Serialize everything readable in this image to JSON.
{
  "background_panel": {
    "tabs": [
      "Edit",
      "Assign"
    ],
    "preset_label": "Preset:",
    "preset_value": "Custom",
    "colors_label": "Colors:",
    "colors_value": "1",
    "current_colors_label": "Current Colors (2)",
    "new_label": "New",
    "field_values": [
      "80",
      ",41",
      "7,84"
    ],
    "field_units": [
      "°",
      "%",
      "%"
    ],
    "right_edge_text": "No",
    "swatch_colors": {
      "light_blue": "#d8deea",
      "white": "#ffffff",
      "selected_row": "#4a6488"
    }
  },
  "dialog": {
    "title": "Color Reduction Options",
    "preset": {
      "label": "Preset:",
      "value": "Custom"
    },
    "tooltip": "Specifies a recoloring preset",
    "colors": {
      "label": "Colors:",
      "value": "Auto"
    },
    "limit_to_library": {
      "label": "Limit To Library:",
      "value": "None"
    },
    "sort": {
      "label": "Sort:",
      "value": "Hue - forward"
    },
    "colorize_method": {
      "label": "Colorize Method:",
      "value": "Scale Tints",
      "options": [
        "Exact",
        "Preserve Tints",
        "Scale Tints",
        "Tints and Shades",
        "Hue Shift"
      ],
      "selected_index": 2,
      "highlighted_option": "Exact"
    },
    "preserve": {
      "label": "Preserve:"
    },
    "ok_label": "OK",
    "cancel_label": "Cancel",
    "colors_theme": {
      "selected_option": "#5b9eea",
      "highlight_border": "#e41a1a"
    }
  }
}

++++

* **Set exercise**
Can you restate every record above word for word?

* **Response for this exercise**
Serialize everything readable in this image to JSON.
{
  "background_panel": {
    "tabs": [
      "Edit",
      "Assign"
    ],
    "preset_label": "Preset:",
    "preset_value": "Custom",
    "colors_label": "Colors:",
    "colors_value": "1",
    "current_colors_label": "Current Colors (2)",
    "new_label": "New",
    "field_values": [
      "80",
      ",41",
      "7,84"
    ],
    "field_units": [
      "°",
      "%",
      "%"
    ],
    "right_edge_text": "No",
    "swatch_colors": {
      "light_blue": "#d8deea",
      "white": "#ffffff",
      "selected_row": "#4a6488"
    }
  },
  "dialog": {
    "title": "Color Reduction Options",
    "preset": {
      "label": "Preset:",
      "value": "Custom"
    },
    "tooltip": "Specifies a recoloring preset",
    "colors": {
      "label": "Colors:",
      "value": "Auto"
    },
    "limit_to_library": {
      "label": "Limit To Library:",
      "value": "None"
    },
    "sort": {
      "label": "Sort:",
      "value": "Hue - forward"
    },
    "colorize_method": {
      "label": "Colorize Method:",
      "value": "Scale Tints",
      "options": [
        "Exact",
        "Preserve Tints",
        "Scale Tints",
        "Tints and Shades",
        "Hue Shift"
      ],
      "selected_index": 2,
      "highlighted_option": "Exact"
    },
    "preserve": {
      "label": "Preserve:"
    },
    "ok_label": "OK",
    "cancel_label": "Cancel",
    "colors_theme": {
      "selected_option": "#5b9eea",
      "highlight_border": "#e41a1a"
    }
  }
}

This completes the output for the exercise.